Required task
Give the number of lines that include the string "Объездная", nothing more.

Data for processing
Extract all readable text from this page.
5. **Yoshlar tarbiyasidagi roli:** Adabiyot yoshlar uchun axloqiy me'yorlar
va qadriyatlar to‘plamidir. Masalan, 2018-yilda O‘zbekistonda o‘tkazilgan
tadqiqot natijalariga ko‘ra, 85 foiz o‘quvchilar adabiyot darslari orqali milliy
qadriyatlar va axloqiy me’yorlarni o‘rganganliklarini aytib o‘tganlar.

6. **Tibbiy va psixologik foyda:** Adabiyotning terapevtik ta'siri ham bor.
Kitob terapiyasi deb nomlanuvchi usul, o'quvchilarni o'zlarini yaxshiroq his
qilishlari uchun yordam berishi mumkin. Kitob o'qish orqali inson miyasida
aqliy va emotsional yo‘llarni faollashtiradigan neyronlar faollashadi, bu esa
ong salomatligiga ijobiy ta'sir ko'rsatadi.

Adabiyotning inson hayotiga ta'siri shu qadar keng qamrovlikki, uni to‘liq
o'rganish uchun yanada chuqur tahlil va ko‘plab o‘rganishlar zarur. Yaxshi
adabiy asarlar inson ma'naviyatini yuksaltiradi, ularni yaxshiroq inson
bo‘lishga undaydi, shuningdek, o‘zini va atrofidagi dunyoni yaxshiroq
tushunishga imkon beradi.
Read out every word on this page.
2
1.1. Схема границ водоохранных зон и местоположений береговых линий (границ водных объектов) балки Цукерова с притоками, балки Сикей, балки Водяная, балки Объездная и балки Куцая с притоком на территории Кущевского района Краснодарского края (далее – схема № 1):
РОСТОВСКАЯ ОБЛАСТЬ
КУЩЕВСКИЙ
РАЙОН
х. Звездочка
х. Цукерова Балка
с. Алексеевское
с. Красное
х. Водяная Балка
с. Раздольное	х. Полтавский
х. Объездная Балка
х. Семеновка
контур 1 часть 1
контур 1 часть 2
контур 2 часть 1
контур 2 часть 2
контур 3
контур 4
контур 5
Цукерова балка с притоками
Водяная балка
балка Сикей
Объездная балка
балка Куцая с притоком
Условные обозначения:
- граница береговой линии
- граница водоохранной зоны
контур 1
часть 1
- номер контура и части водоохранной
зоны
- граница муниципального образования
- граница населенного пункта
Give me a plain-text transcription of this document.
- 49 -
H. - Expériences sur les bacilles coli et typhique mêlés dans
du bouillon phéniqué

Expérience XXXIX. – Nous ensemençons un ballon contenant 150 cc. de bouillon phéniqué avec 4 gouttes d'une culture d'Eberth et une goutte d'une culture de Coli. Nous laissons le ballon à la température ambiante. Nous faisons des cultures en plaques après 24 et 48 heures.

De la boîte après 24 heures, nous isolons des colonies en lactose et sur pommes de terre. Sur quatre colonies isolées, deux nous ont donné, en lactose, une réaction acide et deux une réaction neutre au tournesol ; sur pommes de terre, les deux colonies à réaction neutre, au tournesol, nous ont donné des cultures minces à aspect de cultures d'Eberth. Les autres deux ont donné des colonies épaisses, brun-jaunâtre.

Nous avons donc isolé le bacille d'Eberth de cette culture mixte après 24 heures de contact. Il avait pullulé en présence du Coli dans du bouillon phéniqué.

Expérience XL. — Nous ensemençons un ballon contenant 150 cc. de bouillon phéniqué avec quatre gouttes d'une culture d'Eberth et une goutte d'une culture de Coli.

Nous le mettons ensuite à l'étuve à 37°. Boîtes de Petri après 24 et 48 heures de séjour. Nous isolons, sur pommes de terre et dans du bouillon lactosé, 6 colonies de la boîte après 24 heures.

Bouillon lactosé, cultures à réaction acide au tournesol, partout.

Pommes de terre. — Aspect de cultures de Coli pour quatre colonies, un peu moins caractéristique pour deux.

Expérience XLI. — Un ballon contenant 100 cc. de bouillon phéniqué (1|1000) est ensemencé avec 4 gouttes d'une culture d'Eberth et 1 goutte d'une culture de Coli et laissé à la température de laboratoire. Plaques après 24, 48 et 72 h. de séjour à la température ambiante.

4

Answer to the task
3